# Making a Lobdell horizontal spring saddle



## John (Feb 7, 2014)

The start of the saddle


----------



## Freqman1 (Feb 7, 2014)

That is looking sweet John. So when do we officially consider you out of control? BTW if you make any extras put me in line for one for my No-Nose. V/r Shawn


----------



## THEGOLDENGREEK (Feb 7, 2014)

Looking good there and nice job. I wanna see it all complete with the springs.


----------



## jkent (Feb 7, 2014)

RITF******   I can't do anything but grin............. this is crazy! So when are you going to get into making a????? chit I can't even think of anything right now.... I'll have to get back to ya on this.
JKent


----------



## tailhole (Feb 7, 2014)

super cool.  can't wait to see this come to life.


----------



## 55tbird (Feb 8, 2014)

*Another Masterpiece*

Great work John!!! Wish I lived closer,I'd keep you very busy. Mike


----------



## Freqman1 (Feb 8, 2014)

I think if John was any busier there would have to be two of him! V/r Shawn


----------



## cyclingday (Feb 8, 2014)

At the last ride, John had some of his wares spread out on a table, and he just calmly set the chassis parts down, and said, "Oh! and here are the parts for the Lobdell horizontal spring saddle that I'm making."

The Goose that laid the golden egg comes to mind.


----------



## jkent (Feb 8, 2014)

55tbird said:


> Great work John!!! Wish I lived closer,I'd keep you very busy. Mike




It doesn't look like he needs any help staying busy. But then again he is a magician!
JKent


----------



## John (Feb 8, 2014)

Its all about the machines.
No magic


----------



## ChicagoFlash (Feb 8, 2014)

i'm watching this built - have a Lobdell saddle that need help


----------



## slick (Feb 8, 2014)

One thing you might want to take into consideration is making some heavier duty springs for bigger guys. Mine seem fine for me but i have had a few other guys ride mine and the seat appears to almost bottom out with them on it. Just a thought....

SOURCE EXCERPT:
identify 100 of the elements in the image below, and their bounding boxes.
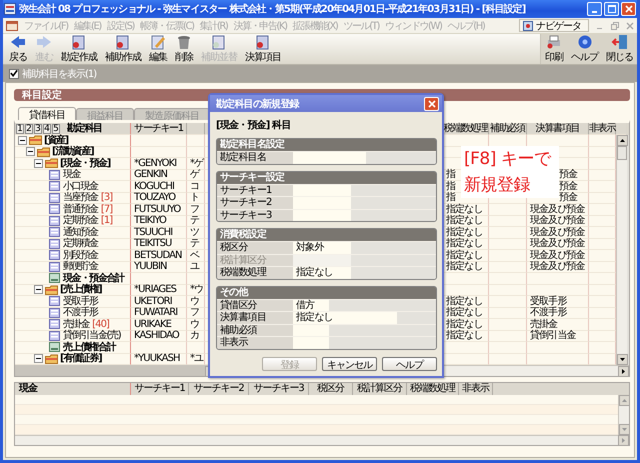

TASKS:
a) In the saddle thread, what does slick suggest John consider?
b) Continue the forum thread about making the Lobdell horizontal spring saddle from its last post.
The material that comes after the thread is from a separate source.

ANSWERS IN ORDER:
a) Making some heavier duty springs for bigger riders.

b)
----------



## 37fleetwood (Feb 8, 2014)

cyclingday said:


> At the last ride, John had some of his wares spread out on a table, and he just calmly set the chassis parts down, and said, "Oh! and here are the parts for the Lobdell horizontal spring saddle that I'm making."
> 
> The Goose that laid the golden egg comes to mind.




you mean this stuff?


----------



## RustyK (Feb 8, 2014)

Wow, looks good! Anything that has been made can be made again


----------



## Tin machine (Feb 8, 2014)

*looking good !!*

great job !!


----------



## John (Apr 14, 2015)

Got around to making the spring cap


----------



## Djshakes (Apr 17, 2015)

You wanna impress people....make Schwinn parts. The rest is just noise.


----------



## Freqman1 (Apr 17, 2015)

Really Tim? They've been doing it in Taiwan for years! V/r Shawn


----------



## John (Apr 17, 2015)

Tim I thought you never left the break room.
Dont you have a Elgin you should be working on?


----------



## Djshakes (Apr 17, 2015)

I want to use two of your cups for individualized helmets for my you know whats.


----------



## kirk thomas (Apr 17, 2015)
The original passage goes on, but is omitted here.